▶ **EXERCISE OBJECTIVE**:
Copy out the lines starting with the line containing "brand-name: SIGAPAR — [158, 13, 298, 47]" and going on through the line containing "svg-text:P: P — [659, 481, 672, 502]", reproducing each one exactly.

──────── ENTRIES SUPPLIED

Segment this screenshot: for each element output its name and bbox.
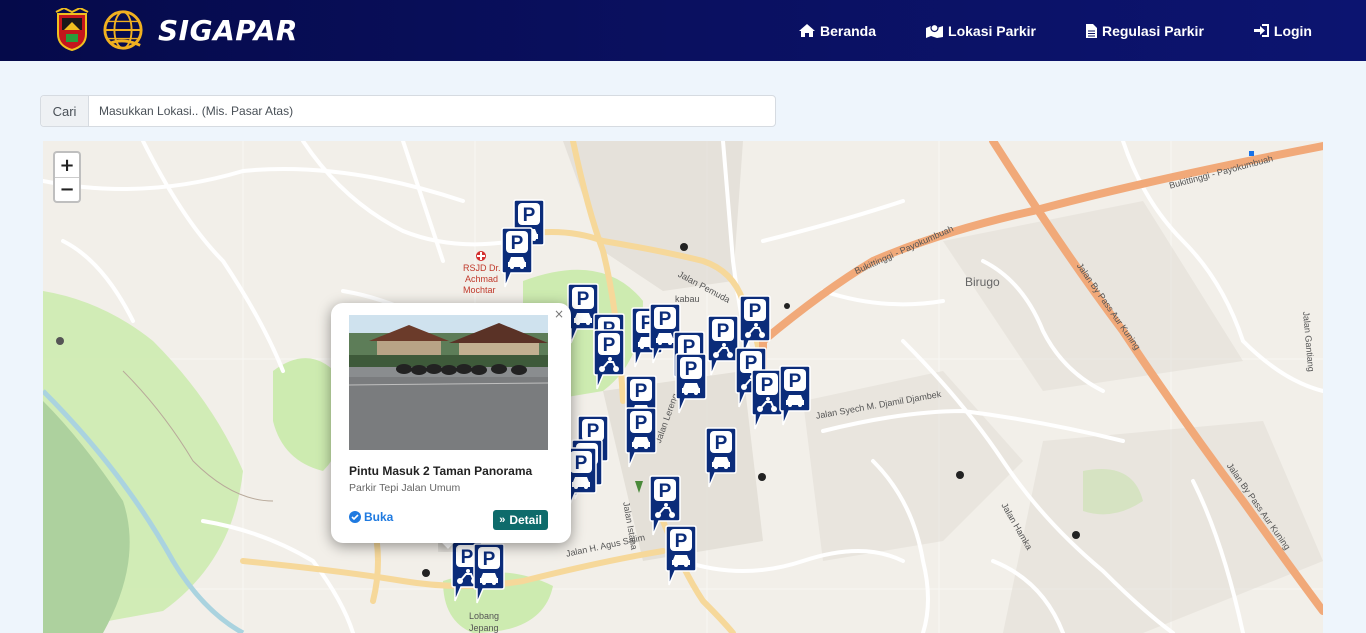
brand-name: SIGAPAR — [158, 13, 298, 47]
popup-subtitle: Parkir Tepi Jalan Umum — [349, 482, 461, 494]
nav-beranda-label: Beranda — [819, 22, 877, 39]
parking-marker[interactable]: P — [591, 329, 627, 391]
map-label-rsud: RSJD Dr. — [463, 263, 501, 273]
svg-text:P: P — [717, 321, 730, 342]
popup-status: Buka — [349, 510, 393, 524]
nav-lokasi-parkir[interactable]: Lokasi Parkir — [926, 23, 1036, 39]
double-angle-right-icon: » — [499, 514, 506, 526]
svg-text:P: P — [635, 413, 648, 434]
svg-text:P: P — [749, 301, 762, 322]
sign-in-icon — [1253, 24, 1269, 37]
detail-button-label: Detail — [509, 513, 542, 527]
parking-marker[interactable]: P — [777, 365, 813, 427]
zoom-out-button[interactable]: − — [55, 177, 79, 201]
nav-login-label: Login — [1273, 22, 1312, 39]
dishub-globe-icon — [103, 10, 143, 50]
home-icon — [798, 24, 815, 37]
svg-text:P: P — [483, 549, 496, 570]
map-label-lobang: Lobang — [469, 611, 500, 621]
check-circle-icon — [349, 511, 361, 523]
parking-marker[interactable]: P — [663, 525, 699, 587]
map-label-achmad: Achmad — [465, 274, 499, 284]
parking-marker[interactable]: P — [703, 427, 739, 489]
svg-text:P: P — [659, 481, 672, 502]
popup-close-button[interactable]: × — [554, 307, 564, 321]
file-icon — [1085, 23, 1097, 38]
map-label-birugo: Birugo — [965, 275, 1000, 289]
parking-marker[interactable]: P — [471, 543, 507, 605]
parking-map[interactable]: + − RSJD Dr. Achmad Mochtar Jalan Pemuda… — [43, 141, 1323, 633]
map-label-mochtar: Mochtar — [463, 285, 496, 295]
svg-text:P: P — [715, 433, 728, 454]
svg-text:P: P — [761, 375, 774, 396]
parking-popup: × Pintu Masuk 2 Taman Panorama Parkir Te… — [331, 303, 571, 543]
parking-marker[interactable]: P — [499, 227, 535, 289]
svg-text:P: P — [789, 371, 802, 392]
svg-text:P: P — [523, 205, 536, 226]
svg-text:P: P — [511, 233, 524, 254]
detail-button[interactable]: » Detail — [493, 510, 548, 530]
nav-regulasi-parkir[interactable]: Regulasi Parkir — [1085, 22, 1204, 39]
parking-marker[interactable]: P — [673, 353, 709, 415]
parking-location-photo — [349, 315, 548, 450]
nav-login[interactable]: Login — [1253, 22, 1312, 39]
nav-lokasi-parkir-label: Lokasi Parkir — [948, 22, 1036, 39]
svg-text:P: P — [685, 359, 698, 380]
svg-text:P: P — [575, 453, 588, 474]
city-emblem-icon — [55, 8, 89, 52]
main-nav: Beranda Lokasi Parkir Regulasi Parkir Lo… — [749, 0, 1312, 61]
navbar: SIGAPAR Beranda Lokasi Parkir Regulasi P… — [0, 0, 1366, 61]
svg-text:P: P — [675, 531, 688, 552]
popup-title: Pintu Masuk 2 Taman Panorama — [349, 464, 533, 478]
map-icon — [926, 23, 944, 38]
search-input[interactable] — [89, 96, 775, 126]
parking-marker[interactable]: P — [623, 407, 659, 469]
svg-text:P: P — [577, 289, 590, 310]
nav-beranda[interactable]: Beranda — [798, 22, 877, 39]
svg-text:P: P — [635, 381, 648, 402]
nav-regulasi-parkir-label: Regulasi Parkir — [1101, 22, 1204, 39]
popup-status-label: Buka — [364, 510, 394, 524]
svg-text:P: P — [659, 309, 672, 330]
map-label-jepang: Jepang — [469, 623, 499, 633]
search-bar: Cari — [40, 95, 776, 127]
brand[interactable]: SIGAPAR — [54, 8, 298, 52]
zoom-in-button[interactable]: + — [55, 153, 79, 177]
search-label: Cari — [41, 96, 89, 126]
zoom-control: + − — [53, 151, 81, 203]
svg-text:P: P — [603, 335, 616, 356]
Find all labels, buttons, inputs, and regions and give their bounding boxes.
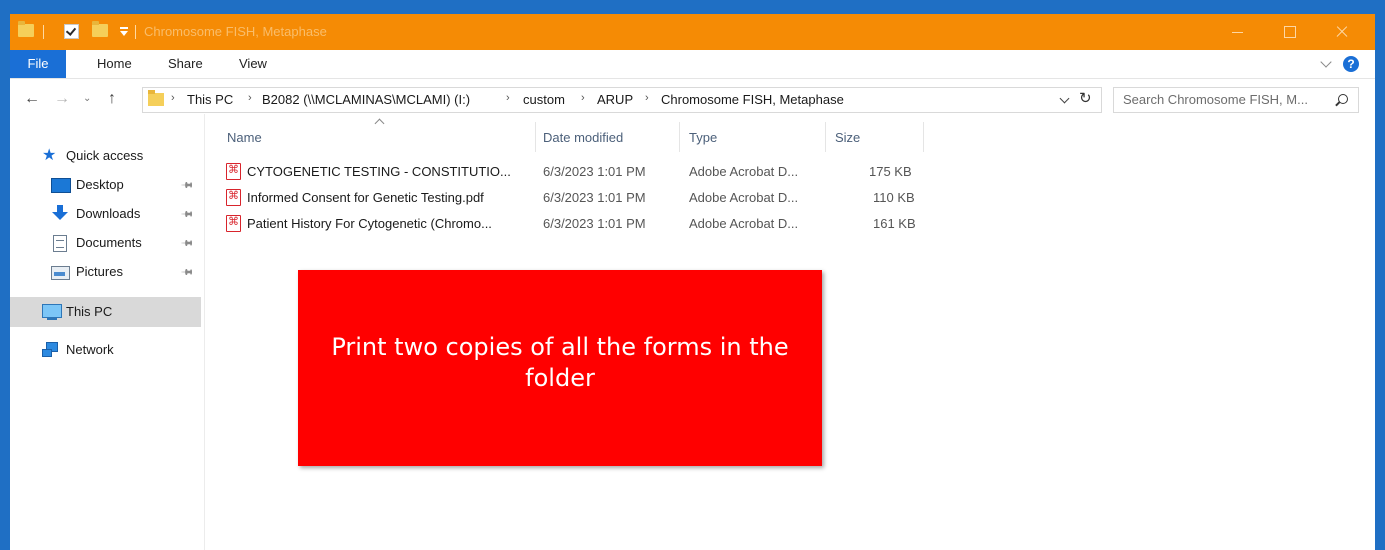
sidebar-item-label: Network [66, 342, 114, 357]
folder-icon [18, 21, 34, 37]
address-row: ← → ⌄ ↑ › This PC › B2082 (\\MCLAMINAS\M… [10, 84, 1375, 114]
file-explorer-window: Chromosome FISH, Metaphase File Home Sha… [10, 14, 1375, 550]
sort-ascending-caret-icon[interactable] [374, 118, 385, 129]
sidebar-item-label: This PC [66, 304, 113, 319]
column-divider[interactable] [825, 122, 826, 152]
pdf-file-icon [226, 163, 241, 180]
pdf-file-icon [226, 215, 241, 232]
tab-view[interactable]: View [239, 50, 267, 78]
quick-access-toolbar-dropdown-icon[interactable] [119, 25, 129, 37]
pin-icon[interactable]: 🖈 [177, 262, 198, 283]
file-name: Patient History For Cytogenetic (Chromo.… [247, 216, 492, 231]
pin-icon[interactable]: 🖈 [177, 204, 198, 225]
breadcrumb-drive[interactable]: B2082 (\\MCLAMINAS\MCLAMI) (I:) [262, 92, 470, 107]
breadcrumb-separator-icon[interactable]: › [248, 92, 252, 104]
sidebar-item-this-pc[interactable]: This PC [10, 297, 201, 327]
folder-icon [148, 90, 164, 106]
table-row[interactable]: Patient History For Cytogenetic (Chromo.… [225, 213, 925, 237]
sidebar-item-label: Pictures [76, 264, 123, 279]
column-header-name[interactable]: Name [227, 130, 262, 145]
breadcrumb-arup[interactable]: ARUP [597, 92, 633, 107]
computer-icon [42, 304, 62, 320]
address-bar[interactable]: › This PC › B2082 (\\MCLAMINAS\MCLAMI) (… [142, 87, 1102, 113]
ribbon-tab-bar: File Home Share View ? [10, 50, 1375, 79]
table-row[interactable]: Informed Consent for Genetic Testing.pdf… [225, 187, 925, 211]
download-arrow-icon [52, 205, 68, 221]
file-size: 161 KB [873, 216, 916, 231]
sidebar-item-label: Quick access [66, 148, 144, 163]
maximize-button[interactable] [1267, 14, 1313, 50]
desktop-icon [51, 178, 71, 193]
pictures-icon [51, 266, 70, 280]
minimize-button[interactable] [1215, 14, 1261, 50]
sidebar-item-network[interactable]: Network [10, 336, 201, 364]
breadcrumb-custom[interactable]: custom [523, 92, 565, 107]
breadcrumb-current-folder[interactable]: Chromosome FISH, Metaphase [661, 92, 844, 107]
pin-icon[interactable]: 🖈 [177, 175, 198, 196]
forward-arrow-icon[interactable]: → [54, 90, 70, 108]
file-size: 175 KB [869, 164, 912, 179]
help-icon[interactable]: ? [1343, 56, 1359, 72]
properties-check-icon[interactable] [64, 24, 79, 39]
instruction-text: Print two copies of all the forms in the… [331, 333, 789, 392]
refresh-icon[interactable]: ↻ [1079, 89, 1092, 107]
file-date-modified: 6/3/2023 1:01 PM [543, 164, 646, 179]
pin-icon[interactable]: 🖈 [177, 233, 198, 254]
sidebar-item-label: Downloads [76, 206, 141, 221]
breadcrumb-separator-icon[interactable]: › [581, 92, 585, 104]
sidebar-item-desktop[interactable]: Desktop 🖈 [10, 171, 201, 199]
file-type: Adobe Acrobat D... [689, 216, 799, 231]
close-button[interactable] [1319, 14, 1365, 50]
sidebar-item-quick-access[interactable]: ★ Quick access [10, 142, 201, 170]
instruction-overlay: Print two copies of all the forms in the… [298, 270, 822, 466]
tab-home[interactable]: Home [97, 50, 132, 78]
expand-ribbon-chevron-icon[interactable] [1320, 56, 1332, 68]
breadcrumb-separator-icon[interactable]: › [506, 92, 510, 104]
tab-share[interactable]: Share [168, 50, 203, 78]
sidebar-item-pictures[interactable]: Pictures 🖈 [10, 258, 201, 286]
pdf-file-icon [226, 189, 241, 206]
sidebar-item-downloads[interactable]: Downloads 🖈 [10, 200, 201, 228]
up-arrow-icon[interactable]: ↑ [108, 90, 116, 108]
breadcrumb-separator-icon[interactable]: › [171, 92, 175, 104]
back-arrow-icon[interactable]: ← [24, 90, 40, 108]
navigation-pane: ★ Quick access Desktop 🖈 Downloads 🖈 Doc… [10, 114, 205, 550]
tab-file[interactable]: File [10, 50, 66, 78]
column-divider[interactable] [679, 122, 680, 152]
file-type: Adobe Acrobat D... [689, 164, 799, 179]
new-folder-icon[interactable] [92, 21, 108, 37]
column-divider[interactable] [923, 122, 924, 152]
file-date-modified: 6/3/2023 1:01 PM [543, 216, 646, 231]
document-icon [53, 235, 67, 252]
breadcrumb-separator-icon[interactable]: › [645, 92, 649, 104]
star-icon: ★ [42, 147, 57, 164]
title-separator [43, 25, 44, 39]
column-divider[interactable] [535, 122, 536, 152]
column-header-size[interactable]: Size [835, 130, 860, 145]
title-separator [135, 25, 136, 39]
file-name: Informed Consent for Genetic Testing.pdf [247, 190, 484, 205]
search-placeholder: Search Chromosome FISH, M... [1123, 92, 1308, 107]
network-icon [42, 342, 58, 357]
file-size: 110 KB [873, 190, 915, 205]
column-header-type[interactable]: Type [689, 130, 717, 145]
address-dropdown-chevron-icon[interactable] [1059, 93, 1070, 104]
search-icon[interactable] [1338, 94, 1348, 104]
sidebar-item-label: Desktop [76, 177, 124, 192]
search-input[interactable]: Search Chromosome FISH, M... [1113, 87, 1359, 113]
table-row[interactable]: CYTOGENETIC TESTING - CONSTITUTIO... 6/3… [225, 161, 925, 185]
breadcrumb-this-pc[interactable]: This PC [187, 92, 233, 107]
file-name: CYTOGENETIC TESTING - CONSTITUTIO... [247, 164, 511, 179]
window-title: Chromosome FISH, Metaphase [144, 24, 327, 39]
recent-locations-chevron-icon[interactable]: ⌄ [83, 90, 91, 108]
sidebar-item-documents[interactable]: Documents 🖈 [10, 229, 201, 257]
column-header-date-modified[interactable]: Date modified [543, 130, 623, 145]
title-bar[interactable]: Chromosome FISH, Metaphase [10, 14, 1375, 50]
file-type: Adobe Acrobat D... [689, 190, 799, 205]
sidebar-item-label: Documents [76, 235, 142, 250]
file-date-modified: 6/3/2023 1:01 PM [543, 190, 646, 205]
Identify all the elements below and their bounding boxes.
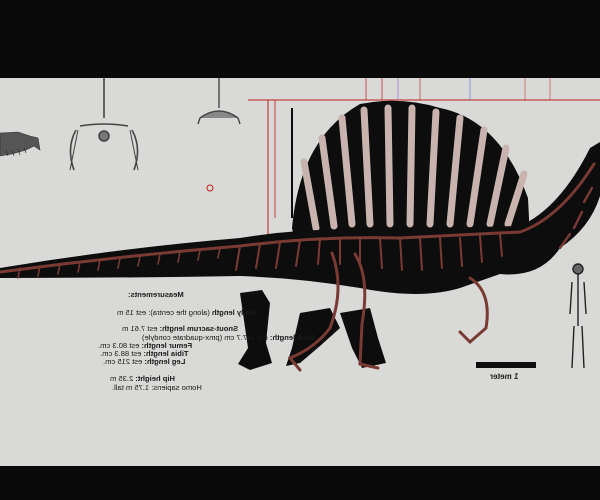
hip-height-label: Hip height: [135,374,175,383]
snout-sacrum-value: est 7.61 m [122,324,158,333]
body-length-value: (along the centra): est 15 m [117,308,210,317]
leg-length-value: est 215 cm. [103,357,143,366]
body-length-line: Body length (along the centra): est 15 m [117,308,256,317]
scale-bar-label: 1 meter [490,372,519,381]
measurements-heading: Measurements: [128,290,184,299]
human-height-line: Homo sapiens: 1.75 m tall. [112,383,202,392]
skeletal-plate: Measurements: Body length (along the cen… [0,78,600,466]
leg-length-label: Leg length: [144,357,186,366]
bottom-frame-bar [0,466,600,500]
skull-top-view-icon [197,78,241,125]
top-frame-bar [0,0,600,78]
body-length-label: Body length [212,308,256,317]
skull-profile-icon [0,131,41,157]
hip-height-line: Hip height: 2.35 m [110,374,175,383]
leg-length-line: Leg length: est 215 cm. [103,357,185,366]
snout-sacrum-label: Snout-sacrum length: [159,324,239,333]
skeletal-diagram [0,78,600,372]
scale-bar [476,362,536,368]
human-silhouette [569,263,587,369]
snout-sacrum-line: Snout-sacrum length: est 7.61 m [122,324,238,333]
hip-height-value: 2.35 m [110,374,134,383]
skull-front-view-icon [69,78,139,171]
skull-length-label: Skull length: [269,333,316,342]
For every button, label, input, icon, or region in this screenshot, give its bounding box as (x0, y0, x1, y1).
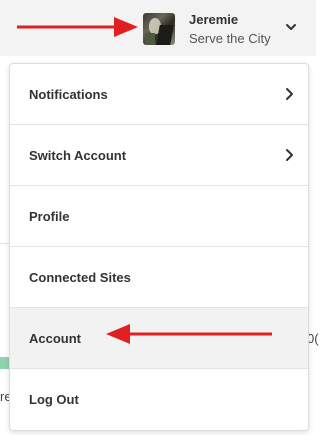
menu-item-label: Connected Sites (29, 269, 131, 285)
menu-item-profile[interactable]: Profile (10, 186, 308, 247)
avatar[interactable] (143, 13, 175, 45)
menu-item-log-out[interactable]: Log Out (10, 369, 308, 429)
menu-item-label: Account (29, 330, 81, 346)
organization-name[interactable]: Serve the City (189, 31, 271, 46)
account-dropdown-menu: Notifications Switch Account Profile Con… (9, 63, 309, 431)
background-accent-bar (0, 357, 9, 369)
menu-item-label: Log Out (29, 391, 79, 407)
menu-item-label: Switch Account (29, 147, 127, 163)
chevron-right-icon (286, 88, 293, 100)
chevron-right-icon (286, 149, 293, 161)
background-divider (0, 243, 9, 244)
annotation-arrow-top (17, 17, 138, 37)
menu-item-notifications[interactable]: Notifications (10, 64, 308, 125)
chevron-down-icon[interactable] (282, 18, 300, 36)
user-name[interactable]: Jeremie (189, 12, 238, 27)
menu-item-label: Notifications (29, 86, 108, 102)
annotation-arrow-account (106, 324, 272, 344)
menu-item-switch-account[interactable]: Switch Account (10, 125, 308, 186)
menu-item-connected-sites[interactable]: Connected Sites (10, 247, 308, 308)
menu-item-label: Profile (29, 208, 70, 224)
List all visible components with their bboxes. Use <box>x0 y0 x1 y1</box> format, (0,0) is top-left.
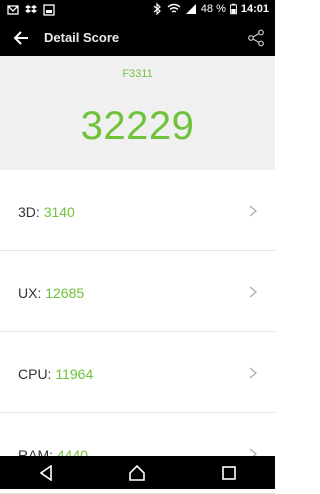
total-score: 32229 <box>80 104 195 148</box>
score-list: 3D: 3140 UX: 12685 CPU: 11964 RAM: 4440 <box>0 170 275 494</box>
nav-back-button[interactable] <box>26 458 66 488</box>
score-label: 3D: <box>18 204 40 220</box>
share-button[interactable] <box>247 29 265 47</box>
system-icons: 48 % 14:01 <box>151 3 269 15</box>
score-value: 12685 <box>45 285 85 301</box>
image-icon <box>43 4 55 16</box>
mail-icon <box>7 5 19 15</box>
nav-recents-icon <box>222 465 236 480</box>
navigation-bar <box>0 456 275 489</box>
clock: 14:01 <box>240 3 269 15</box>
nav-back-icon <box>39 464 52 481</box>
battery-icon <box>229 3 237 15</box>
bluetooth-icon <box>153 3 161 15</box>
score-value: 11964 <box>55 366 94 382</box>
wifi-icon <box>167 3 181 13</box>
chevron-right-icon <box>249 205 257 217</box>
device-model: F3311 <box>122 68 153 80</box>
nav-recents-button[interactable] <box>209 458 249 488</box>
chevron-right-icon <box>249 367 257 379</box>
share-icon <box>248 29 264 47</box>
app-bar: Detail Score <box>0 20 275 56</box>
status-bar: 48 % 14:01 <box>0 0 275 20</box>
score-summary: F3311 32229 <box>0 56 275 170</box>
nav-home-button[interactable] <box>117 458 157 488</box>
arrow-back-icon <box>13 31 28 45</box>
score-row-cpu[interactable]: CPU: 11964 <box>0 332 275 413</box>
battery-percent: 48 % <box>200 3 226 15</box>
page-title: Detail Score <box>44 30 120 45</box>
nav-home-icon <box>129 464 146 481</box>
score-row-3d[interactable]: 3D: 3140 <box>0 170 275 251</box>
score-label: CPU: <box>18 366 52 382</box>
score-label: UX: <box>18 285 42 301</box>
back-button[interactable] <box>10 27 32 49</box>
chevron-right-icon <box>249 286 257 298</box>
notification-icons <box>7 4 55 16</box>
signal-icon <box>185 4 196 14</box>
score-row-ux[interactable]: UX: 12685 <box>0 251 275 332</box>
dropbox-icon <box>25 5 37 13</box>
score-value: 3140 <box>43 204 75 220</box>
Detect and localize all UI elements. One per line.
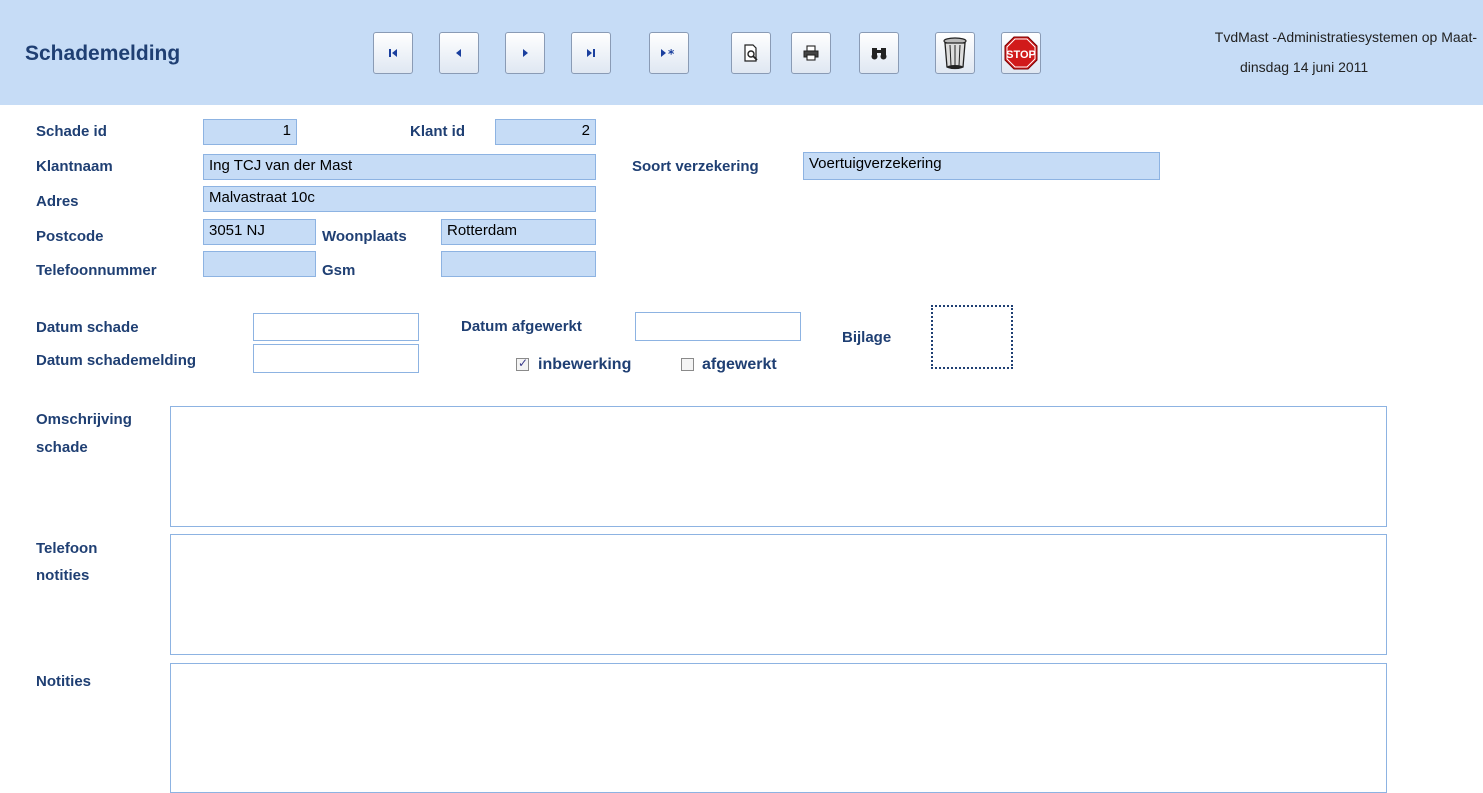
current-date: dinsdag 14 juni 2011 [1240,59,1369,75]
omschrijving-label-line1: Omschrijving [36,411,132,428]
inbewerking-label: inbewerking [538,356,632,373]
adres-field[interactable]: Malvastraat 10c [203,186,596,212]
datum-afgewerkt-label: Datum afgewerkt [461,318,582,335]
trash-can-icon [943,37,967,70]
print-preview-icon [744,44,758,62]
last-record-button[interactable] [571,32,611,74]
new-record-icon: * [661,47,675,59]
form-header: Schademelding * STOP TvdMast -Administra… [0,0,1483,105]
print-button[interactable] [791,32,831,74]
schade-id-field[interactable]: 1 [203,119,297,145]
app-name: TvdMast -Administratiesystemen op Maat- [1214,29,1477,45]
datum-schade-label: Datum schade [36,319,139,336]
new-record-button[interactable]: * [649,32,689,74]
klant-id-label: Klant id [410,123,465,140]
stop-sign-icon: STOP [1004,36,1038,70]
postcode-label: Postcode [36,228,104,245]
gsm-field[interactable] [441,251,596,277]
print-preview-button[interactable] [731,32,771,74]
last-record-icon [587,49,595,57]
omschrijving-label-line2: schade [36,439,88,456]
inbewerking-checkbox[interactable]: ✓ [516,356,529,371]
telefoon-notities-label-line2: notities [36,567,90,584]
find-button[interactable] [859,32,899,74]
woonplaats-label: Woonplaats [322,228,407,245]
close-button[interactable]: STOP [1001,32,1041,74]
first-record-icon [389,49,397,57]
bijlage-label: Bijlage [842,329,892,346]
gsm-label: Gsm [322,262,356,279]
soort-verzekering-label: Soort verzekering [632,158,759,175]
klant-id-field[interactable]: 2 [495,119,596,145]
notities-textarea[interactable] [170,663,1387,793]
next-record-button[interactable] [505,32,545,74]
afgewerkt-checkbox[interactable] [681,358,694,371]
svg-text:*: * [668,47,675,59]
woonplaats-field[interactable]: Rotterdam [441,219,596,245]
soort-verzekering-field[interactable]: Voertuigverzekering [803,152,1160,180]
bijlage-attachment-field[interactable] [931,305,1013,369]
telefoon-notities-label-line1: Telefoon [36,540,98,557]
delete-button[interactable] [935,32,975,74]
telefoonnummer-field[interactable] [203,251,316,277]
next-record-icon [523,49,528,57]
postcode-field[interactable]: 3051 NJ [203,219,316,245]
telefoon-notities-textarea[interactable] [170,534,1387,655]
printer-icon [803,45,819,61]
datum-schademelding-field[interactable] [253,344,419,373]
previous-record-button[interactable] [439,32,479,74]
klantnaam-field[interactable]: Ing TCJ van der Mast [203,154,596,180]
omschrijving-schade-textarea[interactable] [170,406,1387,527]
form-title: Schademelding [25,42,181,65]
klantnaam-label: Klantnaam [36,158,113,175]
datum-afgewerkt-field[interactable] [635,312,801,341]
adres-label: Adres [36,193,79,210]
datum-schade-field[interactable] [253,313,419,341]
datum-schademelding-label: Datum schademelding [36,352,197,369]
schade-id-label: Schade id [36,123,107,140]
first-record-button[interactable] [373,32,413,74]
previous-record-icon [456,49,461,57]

────────────────

▶ **OUTPUT OF THE EXERCISE**:
brand-name: SIGAPAR — [158, 13, 298, 47]
popup-subtitle: Parkir Tepi Jalan Umum — [349, 482, 461, 494]
nav-beranda-label: Beranda — [819, 22, 877, 39]
parking-marker[interactable]: P — [591, 329, 627, 391]
map-label-rsud: RSJD Dr. — [463, 263, 501, 273]
svg-text:P: P — [717, 321, 730, 342]
popup-status: Buka — [349, 510, 393, 524]
nav-lokasi-parkir[interactable]: Lokasi Parkir — [926, 23, 1036, 39]
double-angle-right-icon: » — [499, 514, 506, 526]
svg-text:P: P — [635, 413, 648, 434]
svg-text:P: P — [749, 301, 762, 322]
sign-in-icon — [1253, 24, 1269, 37]
detail-button-label: Detail — [509, 513, 542, 527]
parking-marker[interactable]: P — [777, 365, 813, 427]
zoom-out-button[interactable]: − — [55, 177, 79, 201]
nav-login-label: Login — [1273, 22, 1312, 39]
dishub-globe-icon — [103, 10, 143, 50]
home-icon — [798, 24, 815, 37]
svg-text:P: P — [483, 549, 496, 570]
map-label-lobang: Lobang — [469, 611, 500, 621]
check-circle-icon — [349, 511, 361, 523]
parking-marker[interactable]: P — [663, 525, 699, 587]
map-label-achmad: Achmad — [465, 274, 499, 284]
parking-marker[interactable]: P — [703, 427, 739, 489]
svg-text:P: P — [659, 481, 672, 502]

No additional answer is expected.